Using the listing below, report all lines holding the word "Шкаф".

[start]

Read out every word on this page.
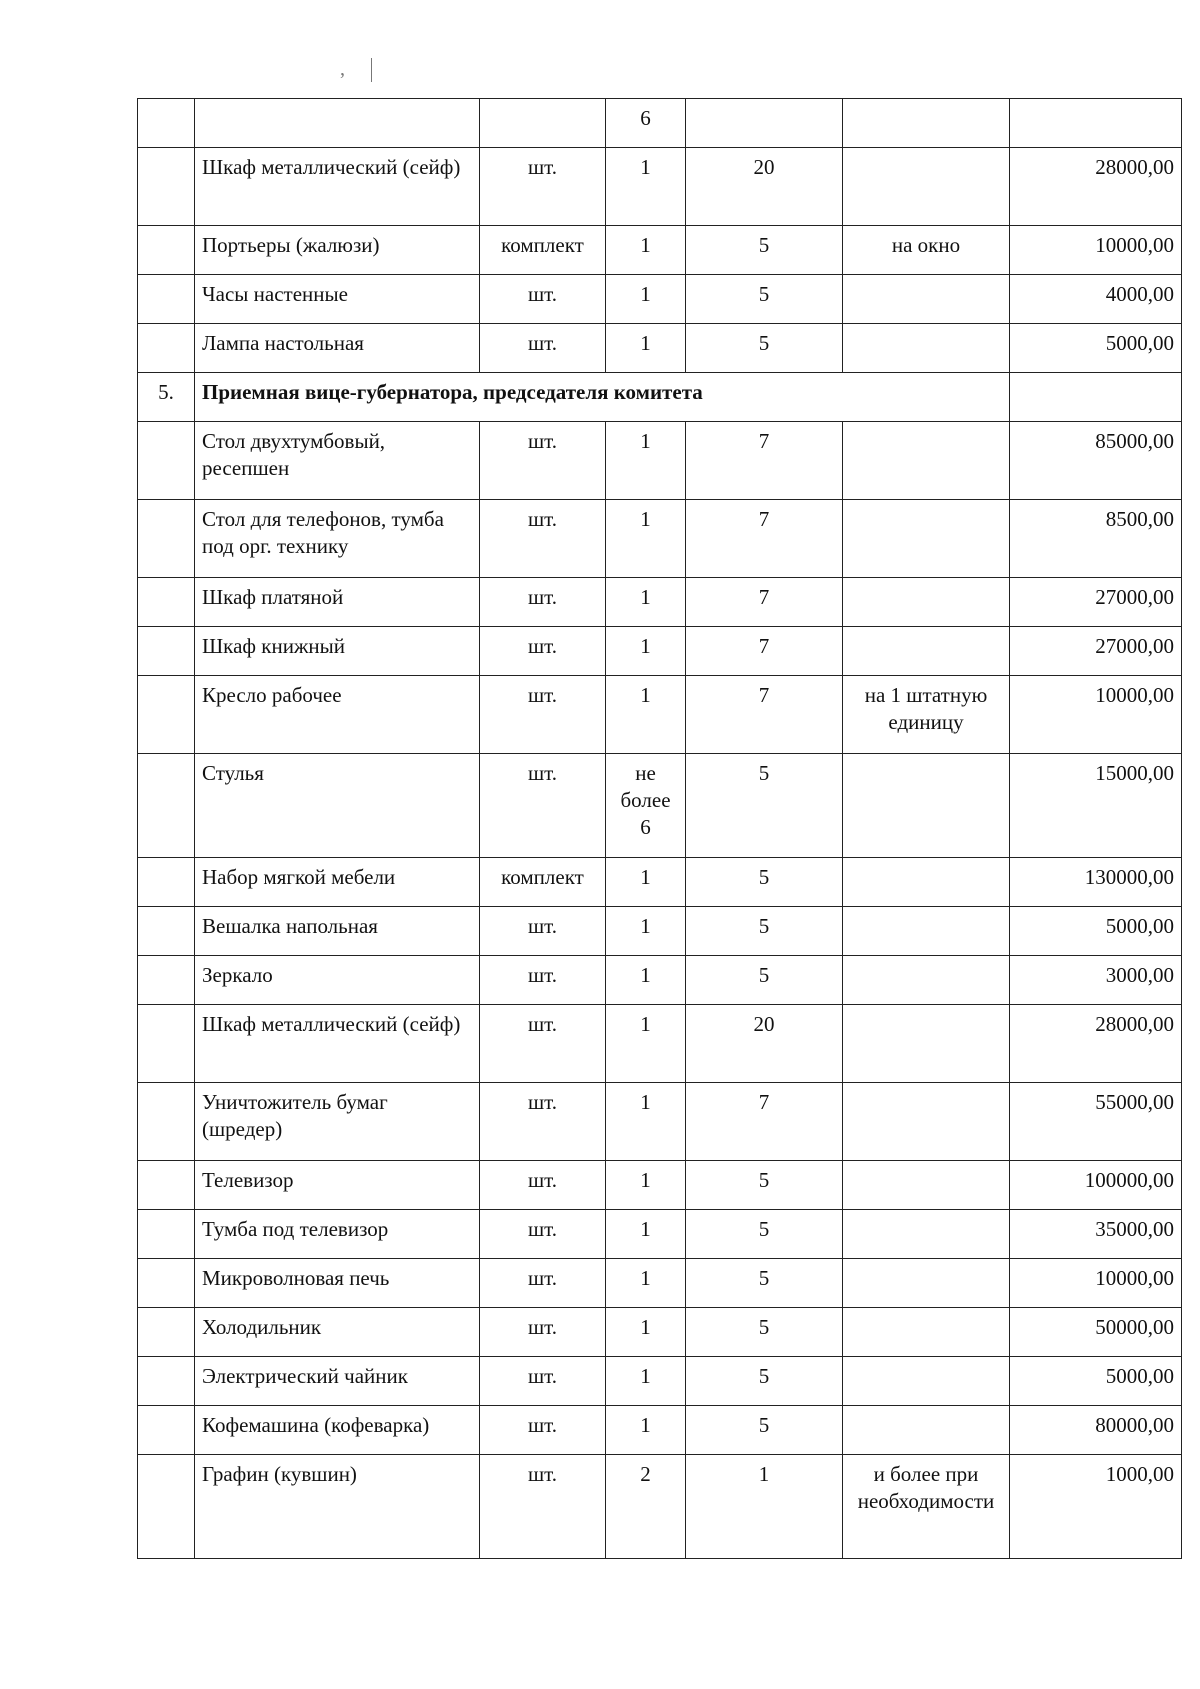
,
			6			
	Шкаф металлический (сейф)	шт.	1	20		28000,00
	Портьеры (жалюзи)	комплект	1	5	на окно	10000,00
	Часы настенные	шт.	1	5		4000,00
	Лампа настольная	шт.	1	5		5000,00
5.	Приемная вице-губернатора, председателя комитета					
	Стол двухтумбовый, ресепшен	шт.	1	7		85000,00
	Стол для телефонов, тумба под орг. технику	шт.	1	7		8500,00
	Шкаф платяной	шт.	1	7		27000,00
	Шкаф книжный	шт.	1	7		27000,00
	Кресло рабочее	шт.	1	7	на 1 штатную единицу	10000,00
	Стулья	шт.	не более 6	5		15000,00
	Набор мягкой мебели	комплект	1	5		130000,00
	Вешалка напольная	шт.	1	5		5000,00
	Зеркало	шт.	1	5		3000,00
	Шкаф металлический (сейф)	шт.	1	20		28000,00
	Уничтожитель бумаг (шредер)	шт.	1	7		55000,00
	Телевизор	шт.	1	5		100000,00
	Тумба под телевизор	шт.	1	5		35000,00
	Микроволновая печь	шт.	1	5		10000,00
	Холодильник	шт.	1	5		50000,00
	Электрический чайник	шт.	1	5		5000,00
	Кофемашина (кофеварка)	шт.	1	5		80000,00
	Графин (кувшин)	шт.	2	1	и более при необходимости	1000,00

[end]

_CORRECT RESULT_:
	Шкаф металлический (сейф)	шт.	1	20		28000,00
	Шкаф платяной	шт.	1	7		27000,00
	Шкаф книжный	шт.	1	7		27000,00
	Шкаф металлический (сейф)	шт.	1	20		28000,00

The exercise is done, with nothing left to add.